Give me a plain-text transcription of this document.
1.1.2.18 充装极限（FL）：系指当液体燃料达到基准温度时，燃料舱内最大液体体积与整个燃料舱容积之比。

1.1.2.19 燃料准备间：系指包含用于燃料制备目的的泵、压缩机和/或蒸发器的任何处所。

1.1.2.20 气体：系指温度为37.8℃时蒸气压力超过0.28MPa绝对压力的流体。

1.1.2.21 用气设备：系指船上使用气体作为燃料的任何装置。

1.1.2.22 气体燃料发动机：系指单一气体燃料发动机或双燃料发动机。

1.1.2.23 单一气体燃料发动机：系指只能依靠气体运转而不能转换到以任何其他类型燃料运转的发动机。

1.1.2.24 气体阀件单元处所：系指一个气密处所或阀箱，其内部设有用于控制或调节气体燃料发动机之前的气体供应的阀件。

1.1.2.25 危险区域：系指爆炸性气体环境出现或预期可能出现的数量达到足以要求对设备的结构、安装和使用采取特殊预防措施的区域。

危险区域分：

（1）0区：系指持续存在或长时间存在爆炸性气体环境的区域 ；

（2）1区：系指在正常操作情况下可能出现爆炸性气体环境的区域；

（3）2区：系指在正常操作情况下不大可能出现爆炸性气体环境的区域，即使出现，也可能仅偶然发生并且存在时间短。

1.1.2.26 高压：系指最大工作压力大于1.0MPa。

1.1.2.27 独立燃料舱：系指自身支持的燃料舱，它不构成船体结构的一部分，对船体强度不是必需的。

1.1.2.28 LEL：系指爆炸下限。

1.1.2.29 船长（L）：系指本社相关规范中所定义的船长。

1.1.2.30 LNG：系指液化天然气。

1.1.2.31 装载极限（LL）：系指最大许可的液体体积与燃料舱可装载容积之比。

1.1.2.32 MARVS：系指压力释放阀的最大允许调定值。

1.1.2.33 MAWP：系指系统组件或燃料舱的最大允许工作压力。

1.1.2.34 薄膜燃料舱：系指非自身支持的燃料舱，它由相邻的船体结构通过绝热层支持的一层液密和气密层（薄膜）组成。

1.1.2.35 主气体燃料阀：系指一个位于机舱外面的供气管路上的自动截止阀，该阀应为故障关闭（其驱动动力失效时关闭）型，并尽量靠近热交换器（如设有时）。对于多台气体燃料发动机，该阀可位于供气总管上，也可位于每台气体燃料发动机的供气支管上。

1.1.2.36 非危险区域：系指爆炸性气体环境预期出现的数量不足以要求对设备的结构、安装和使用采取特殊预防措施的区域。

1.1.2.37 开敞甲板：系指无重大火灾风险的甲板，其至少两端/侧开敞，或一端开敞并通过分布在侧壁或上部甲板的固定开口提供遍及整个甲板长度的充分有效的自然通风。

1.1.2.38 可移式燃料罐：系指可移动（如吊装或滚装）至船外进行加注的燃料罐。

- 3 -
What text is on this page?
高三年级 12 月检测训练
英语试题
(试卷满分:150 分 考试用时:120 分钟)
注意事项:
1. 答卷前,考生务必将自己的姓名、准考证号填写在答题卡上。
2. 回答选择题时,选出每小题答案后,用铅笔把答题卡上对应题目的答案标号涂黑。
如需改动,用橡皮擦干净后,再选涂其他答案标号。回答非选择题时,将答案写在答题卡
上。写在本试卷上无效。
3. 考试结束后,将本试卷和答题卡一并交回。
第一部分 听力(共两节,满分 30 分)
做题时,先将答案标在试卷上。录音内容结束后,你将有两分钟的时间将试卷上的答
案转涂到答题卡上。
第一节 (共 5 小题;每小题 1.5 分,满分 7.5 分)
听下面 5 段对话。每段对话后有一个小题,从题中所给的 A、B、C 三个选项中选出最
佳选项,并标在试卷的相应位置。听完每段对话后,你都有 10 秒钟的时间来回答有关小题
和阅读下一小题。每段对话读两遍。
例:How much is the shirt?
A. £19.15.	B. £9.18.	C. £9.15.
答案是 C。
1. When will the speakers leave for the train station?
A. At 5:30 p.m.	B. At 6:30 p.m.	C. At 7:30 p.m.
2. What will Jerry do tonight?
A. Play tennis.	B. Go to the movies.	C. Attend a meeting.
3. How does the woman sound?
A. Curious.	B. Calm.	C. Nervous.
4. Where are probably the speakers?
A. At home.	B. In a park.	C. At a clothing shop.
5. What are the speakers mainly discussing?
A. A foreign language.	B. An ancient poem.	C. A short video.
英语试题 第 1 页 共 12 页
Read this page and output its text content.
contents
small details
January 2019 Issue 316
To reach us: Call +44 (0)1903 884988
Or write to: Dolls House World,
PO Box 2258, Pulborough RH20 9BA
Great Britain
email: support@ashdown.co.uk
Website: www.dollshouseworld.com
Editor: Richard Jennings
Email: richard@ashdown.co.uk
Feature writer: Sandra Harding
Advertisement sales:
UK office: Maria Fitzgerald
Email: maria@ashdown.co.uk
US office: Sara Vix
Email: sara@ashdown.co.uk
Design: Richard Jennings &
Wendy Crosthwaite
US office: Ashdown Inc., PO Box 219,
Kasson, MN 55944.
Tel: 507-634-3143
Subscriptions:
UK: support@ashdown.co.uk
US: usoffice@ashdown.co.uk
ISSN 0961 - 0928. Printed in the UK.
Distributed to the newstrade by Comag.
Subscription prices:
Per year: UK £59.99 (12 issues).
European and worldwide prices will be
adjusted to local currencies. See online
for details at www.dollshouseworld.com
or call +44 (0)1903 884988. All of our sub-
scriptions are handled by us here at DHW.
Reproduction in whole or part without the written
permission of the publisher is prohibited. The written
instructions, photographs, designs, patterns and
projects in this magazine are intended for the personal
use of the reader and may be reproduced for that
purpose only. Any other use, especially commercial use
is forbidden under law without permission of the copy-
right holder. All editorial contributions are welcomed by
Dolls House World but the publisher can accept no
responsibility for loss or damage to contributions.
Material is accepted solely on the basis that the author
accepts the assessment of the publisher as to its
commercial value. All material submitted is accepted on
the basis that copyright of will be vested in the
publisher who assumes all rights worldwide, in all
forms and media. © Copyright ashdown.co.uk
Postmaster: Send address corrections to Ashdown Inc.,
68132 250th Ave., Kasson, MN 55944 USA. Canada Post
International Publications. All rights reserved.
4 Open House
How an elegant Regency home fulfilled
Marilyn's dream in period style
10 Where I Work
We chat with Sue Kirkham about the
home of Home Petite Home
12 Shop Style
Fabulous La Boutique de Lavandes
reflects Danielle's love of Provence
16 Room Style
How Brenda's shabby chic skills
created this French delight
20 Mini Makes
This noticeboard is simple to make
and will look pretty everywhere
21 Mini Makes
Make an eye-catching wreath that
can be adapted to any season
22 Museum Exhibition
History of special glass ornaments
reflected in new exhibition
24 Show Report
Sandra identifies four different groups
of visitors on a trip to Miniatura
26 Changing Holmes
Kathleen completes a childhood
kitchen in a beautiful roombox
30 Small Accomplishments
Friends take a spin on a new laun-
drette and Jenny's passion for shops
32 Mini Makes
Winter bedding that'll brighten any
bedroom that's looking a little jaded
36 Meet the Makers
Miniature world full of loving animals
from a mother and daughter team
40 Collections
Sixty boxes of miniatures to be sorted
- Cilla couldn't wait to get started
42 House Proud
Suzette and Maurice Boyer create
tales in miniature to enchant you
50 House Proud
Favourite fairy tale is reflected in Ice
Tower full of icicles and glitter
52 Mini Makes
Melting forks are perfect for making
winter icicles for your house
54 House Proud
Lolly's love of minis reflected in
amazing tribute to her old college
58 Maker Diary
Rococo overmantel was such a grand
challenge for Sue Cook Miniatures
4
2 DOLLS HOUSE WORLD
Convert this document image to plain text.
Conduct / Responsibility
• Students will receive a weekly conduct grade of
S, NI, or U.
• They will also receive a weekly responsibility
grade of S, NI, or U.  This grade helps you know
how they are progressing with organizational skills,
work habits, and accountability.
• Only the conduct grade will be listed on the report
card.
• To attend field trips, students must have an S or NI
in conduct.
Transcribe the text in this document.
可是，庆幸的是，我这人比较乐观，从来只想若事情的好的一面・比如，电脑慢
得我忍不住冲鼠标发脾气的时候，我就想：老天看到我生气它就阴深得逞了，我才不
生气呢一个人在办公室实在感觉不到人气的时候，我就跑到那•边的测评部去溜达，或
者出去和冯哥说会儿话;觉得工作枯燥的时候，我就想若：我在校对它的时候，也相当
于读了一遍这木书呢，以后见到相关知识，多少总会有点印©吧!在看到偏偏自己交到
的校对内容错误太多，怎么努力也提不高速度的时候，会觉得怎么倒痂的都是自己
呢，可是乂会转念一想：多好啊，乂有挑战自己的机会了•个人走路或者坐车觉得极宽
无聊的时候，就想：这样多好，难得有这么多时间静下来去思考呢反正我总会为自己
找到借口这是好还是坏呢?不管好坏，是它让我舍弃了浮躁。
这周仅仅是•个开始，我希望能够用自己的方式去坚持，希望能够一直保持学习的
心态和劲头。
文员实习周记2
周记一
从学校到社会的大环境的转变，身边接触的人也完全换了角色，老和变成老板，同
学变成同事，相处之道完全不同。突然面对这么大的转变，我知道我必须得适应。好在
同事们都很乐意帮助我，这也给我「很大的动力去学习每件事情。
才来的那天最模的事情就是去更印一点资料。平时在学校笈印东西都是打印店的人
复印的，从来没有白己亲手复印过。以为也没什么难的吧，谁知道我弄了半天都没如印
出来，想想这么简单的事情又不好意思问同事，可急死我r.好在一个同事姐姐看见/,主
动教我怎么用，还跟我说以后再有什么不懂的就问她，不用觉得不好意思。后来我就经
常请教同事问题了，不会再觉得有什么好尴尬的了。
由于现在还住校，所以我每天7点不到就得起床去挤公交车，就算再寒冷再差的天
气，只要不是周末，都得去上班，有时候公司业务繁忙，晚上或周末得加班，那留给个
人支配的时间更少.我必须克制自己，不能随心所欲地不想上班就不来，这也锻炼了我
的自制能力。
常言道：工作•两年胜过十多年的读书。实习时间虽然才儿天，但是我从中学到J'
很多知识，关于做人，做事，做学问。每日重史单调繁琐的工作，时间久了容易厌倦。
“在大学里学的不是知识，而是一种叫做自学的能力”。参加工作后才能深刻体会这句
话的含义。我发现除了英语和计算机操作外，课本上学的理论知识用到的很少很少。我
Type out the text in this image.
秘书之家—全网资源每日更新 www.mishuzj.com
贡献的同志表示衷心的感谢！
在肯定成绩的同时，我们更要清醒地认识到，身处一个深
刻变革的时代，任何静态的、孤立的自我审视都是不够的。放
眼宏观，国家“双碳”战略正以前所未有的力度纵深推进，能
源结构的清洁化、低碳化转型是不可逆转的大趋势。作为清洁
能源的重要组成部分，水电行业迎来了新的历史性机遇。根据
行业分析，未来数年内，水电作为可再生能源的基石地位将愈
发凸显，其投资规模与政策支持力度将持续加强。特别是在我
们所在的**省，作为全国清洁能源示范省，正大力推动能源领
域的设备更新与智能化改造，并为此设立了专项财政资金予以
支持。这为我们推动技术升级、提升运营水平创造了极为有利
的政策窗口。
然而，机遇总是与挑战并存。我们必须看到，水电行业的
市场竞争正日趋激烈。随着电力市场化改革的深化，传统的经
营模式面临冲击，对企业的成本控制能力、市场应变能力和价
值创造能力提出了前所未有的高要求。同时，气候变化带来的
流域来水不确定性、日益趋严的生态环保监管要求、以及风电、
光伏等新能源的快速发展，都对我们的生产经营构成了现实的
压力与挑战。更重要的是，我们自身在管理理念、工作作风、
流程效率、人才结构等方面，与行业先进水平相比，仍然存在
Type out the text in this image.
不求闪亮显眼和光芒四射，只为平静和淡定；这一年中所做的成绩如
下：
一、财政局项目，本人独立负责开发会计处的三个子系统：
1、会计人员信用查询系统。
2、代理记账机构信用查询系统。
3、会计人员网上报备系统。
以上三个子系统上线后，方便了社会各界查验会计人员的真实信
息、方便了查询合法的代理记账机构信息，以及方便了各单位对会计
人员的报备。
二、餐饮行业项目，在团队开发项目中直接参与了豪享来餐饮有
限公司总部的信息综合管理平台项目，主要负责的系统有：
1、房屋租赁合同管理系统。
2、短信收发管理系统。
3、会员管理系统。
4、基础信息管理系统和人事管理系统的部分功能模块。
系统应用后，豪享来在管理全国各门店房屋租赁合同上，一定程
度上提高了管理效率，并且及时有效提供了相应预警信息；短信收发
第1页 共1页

# [YOUR GOAL]
Filter the data, keeping only the lines that contain "Sandra".

# [SOLUTION FOR THIS EXERCISE]
Feature writer: Sandra Harding
Sandra identifies four different groups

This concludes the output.